═════ Given data ═════

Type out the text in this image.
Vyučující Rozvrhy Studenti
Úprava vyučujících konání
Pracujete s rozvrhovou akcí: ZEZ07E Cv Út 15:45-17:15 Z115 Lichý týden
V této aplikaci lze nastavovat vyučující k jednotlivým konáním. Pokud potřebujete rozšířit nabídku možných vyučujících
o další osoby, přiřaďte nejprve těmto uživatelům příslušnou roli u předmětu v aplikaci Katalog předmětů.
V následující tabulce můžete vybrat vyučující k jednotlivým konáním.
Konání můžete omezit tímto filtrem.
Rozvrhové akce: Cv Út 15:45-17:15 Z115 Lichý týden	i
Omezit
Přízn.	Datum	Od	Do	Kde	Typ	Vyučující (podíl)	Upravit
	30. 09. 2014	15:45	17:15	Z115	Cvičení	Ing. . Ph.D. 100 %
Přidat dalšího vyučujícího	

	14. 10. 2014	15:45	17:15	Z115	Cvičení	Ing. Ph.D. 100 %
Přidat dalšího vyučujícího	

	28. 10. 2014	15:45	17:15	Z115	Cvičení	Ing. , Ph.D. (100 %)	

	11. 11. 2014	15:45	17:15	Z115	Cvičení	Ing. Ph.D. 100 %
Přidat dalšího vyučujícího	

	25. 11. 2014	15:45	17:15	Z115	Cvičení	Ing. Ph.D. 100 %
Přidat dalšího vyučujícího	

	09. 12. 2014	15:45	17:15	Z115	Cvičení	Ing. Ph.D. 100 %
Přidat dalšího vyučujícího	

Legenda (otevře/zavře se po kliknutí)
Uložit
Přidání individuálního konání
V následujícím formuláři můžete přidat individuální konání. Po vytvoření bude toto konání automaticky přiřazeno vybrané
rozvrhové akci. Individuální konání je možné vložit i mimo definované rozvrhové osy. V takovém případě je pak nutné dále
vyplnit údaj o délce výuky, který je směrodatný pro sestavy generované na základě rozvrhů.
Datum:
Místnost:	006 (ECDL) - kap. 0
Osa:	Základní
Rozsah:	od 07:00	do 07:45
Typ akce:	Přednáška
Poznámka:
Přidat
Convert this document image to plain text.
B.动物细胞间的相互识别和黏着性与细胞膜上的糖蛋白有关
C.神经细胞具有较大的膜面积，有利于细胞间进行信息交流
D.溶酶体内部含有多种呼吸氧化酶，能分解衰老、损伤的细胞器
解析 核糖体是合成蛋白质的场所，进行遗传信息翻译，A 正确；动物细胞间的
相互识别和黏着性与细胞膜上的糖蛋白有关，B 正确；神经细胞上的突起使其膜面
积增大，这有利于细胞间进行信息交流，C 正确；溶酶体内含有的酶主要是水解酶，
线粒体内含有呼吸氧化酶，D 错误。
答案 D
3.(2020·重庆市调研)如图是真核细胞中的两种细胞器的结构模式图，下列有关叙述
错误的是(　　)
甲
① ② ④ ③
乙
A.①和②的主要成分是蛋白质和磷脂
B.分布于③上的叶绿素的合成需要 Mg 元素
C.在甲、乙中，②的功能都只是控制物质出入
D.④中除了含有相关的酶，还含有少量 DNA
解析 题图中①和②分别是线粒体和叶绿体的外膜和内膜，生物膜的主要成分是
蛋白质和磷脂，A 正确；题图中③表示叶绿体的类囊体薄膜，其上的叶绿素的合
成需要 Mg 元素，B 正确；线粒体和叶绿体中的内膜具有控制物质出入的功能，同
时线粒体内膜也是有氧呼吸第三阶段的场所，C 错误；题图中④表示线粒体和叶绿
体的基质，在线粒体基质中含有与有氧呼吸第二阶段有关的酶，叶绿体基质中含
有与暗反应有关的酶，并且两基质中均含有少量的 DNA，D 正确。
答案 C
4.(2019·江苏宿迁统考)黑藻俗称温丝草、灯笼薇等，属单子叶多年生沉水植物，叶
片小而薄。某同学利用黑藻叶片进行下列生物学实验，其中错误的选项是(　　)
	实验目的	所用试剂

═════

Show every line above in which the word "text" occurs.

Expected answer:
Type out the text in this image.
Convert this document image to plain text.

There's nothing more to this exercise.